Exercise details » Looking at the data below, count the lines that contain the string "applied". Write only the total.

---

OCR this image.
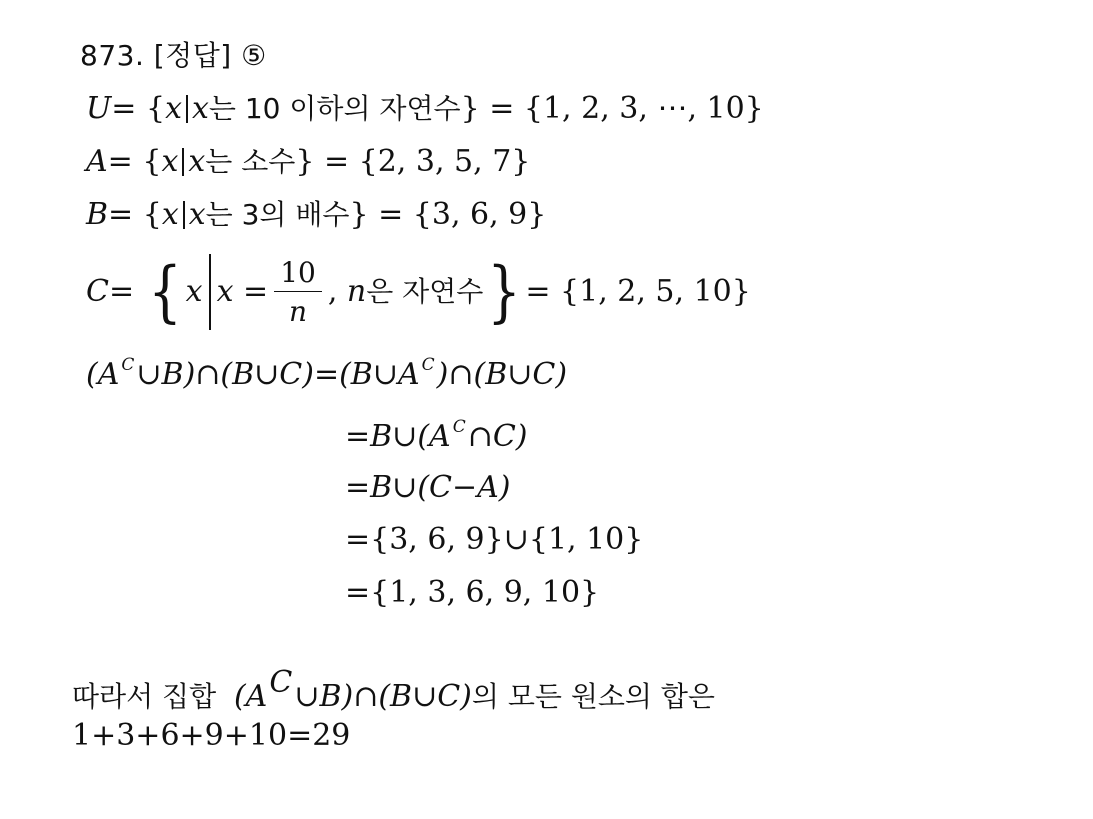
873. [정답] ⑤
U= {x x는 10 이하의 자연수} = {1, 2, 3, ⋯, 10}
A= {x x는 소수} = {2, 3, 5, 7}
B= {x x는 3의 배수} = {3, 6, 9}
C = { x $x = \frac{10}{n}$ , n 은 자연수 } = {1, 2, 5, 10}
(A $^C$∪B)∩(B∪C)=(B∪A $^C$)∩(B∪C)
=B∪(A $^C$∩C)
=B∪(C−A)
={3, 6, 9}∪{1, 10}
={1, 3, 6, 9, 10}
따라서 집합 (AC∪B)∩(B∪C)의 모든 원소의 합은
1+3+6+9+10=29
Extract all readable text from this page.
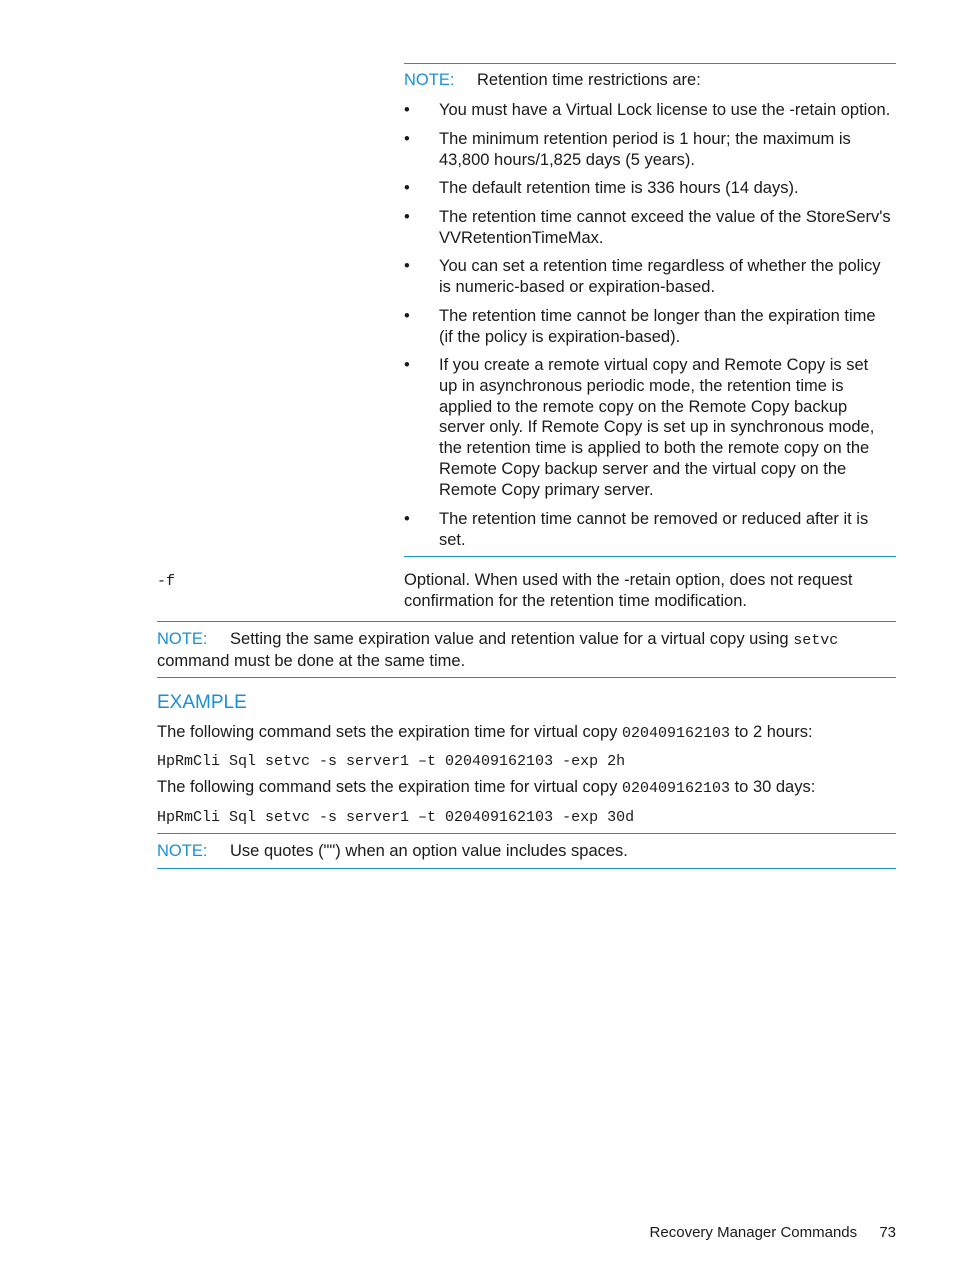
NOTE: Retention time restrictions are:
• You must have a Virtual Lock license to use the -retain option.
• The minimum retention period is 1 hour; the maximum is
43,800 hours/1,825 days (5 years).
• The default retention time is 336 hours (14 days).
• The retention time cannot exceed the value of the StoreServ's
VVRetentionTimeMax.
• You can set a retention time regardless of whether the policy
is numeric-based or expiration-based.
• The retention time cannot be longer than the expiration time
(if the policy is expiration-based).
• If you create a remote virtual copy and Remote Copy is set
up in asynchronous periodic mode, the retention time is
applied to the remote copy on the Remote Copy backup
server only. If Remote Copy is set up in synchronous mode,
the retention time is applied to both the remote copy on the
Remote Copy backup server and the virtual copy on the
Remote Copy primary server.
• The retention time cannot be removed or reduced after it is
set.
-f	Optional. When used with the -retain option, does not request
confirmation for the retention time modification.
NOTE: Setting the same expiration value and retention value for a virtual copy using setvc
command must be done at the same time.
EXAMPLE
The following command sets the expiration time for virtual copy 020409162103 to 2 hours:
HpRmCli Sql setvc -s server1 –t 020409162103 -exp 2h
The following command sets the expiration time for virtual copy 020409162103 to 30 days:
HpRmCli Sql setvc -s server1 –t 020409162103 -exp 30d
NOTE: Use quotes ("") when an option value includes spaces.
Recovery Manager Commands 73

---

Reply » 2